TASK INSTRUCTIONS: Copy out every line in the entries below that includes "della".

ENTRIES PROVIDED:
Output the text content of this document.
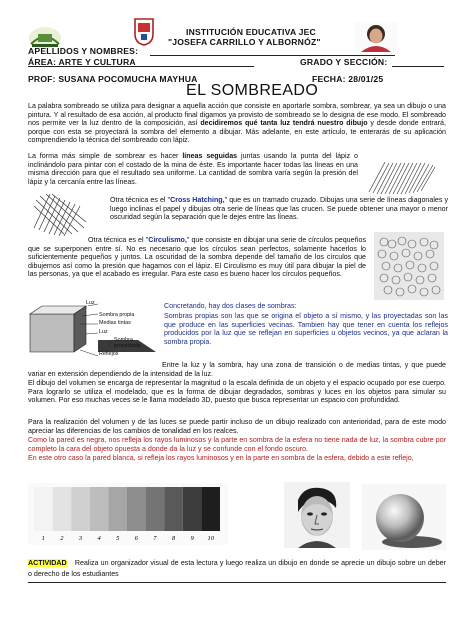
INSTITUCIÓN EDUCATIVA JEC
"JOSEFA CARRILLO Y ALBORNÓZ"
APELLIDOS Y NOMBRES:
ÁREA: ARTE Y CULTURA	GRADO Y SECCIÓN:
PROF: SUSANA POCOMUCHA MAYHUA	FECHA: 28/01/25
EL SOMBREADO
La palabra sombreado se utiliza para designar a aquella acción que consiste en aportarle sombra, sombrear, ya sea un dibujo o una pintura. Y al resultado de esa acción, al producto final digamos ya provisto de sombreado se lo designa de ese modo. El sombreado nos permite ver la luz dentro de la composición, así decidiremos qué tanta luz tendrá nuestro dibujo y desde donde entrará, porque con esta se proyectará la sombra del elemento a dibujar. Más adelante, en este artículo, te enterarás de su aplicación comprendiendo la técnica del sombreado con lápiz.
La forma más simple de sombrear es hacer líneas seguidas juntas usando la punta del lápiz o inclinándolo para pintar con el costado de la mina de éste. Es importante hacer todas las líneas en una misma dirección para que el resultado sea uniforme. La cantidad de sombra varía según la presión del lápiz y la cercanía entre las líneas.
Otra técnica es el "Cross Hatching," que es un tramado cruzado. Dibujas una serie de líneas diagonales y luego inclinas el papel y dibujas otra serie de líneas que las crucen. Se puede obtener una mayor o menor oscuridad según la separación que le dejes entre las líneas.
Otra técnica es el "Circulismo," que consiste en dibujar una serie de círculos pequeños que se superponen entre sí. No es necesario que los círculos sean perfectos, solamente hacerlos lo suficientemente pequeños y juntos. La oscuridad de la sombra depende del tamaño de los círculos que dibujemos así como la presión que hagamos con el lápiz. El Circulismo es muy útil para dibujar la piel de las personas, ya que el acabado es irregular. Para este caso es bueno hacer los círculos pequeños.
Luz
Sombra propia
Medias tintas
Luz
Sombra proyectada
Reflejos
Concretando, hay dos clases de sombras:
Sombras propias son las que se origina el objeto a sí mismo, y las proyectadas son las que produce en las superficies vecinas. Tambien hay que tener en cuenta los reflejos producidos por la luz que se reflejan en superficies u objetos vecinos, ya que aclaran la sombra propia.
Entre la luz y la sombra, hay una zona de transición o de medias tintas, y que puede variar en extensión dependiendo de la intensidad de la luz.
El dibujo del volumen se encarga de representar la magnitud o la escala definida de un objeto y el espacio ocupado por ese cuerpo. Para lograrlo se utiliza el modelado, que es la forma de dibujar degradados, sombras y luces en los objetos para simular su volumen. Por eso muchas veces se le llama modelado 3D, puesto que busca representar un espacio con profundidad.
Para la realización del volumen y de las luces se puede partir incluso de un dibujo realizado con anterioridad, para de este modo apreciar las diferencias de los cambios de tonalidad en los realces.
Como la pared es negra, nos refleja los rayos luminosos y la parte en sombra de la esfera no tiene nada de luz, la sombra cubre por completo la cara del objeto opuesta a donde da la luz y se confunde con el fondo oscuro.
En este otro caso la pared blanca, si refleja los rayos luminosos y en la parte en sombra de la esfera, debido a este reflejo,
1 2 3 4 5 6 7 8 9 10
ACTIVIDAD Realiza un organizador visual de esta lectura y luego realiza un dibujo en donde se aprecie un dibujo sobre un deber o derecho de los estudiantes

---

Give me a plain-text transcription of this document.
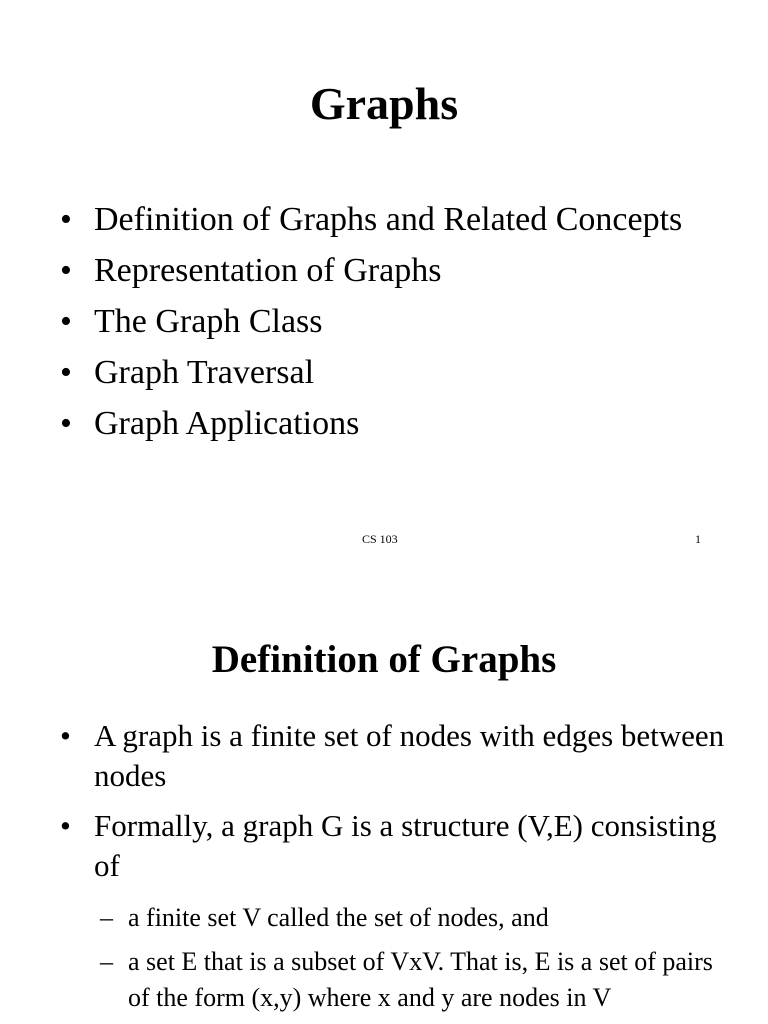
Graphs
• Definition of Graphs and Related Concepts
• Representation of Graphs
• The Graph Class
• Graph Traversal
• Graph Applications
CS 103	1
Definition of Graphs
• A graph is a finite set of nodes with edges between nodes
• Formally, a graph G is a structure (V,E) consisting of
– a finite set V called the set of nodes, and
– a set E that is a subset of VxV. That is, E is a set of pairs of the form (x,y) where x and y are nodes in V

...

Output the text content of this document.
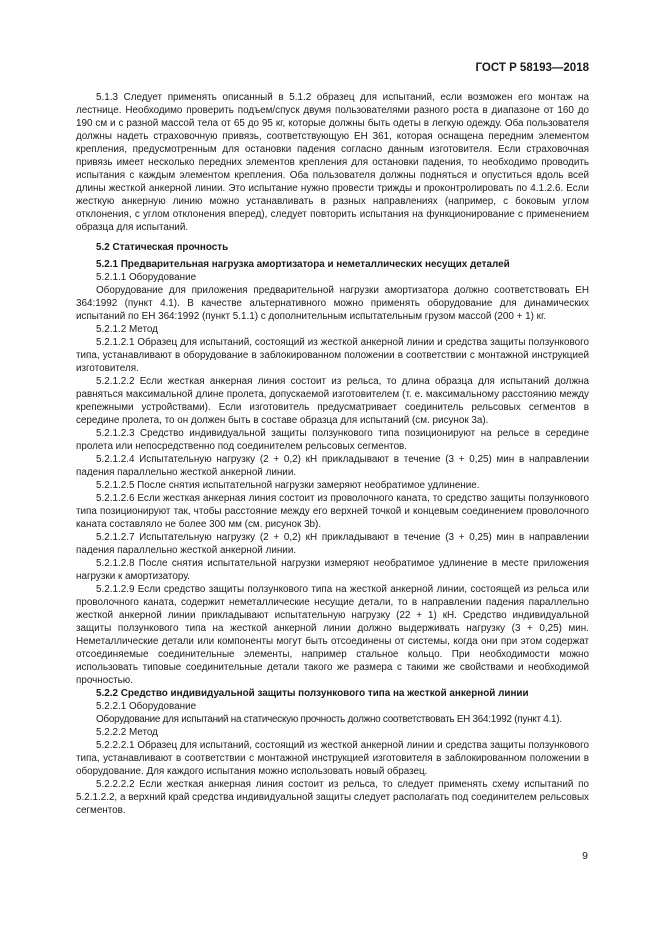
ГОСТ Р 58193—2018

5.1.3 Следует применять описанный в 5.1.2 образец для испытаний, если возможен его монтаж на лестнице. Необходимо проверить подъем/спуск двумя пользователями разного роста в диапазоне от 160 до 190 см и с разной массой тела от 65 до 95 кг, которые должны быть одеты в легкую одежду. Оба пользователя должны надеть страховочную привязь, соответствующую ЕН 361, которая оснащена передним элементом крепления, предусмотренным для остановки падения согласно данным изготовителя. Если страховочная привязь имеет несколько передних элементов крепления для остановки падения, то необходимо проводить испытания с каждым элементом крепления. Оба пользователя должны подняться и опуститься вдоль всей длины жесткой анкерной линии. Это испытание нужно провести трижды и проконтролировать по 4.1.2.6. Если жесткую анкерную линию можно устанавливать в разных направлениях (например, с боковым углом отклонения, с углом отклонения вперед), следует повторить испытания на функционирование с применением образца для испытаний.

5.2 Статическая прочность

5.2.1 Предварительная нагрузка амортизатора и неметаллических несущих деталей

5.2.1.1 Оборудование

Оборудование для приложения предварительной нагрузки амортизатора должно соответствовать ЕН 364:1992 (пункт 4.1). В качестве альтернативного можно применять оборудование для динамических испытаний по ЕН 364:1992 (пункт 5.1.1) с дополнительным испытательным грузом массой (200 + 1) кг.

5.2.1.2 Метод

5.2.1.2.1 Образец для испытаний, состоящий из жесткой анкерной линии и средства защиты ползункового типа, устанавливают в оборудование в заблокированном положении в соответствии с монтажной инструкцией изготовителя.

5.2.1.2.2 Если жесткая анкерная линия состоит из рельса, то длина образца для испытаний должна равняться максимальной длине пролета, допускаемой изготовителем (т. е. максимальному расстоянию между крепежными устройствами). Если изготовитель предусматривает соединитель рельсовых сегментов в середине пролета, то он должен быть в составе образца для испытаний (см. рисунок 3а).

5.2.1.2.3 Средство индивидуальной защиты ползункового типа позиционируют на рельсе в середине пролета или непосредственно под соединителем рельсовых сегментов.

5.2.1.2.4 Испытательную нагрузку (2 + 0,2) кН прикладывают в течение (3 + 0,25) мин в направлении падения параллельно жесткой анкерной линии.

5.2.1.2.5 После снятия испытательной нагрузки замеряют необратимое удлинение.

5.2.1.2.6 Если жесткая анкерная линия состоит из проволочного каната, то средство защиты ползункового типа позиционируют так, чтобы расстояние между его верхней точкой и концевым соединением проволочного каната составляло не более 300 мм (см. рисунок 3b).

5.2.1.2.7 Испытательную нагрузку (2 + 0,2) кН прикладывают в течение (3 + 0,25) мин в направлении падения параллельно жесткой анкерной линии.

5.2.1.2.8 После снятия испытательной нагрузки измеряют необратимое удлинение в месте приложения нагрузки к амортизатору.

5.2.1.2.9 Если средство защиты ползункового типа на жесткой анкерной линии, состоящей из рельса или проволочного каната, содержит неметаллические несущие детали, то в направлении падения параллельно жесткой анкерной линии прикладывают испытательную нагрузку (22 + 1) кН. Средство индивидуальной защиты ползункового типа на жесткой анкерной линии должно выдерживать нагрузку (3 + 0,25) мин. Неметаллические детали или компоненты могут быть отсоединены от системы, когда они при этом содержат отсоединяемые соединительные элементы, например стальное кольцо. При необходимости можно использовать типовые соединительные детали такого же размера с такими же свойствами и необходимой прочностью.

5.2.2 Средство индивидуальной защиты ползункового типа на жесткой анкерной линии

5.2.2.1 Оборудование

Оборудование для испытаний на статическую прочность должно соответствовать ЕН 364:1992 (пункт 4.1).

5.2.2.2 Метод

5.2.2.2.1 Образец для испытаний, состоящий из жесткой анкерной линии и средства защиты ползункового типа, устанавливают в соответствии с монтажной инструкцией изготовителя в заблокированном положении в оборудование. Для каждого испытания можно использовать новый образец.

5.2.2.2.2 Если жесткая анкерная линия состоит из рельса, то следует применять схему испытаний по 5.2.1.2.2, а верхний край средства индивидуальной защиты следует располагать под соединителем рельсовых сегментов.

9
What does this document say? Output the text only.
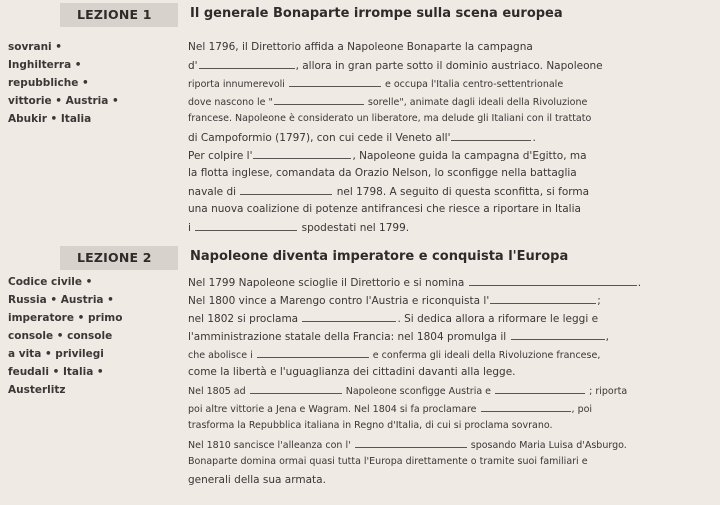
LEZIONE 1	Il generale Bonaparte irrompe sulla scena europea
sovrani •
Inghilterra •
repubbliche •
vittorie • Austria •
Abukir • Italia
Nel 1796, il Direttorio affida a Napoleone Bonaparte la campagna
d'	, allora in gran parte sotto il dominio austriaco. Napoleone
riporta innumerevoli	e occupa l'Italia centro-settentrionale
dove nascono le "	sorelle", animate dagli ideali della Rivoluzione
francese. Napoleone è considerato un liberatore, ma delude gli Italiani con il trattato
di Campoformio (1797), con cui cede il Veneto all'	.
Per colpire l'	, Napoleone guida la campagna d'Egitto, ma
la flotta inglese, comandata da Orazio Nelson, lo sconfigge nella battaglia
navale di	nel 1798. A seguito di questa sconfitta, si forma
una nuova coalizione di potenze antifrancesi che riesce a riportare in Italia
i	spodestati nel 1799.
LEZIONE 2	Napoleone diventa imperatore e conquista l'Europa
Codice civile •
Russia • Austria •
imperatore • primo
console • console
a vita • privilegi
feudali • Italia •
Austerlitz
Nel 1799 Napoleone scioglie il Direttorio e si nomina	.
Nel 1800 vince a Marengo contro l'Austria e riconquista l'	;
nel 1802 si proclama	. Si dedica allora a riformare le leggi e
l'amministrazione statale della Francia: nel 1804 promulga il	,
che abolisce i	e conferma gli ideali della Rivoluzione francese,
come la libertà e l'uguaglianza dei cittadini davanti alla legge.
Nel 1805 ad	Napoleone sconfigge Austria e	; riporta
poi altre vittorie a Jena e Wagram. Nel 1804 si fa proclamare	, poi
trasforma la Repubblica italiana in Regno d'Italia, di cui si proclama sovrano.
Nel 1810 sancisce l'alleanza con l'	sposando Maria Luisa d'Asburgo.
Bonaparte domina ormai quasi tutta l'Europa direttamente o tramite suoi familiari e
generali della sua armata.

EXERCISE OUTPUT:
dove nascono le "	sorelle", animate dagli ideali della Rivoluzione
l'amministrazione statale della Francia: nel 1804 promulga il	,
che abolisce i	e conferma gli ideali della Rivoluzione francese,
generali della sua armata.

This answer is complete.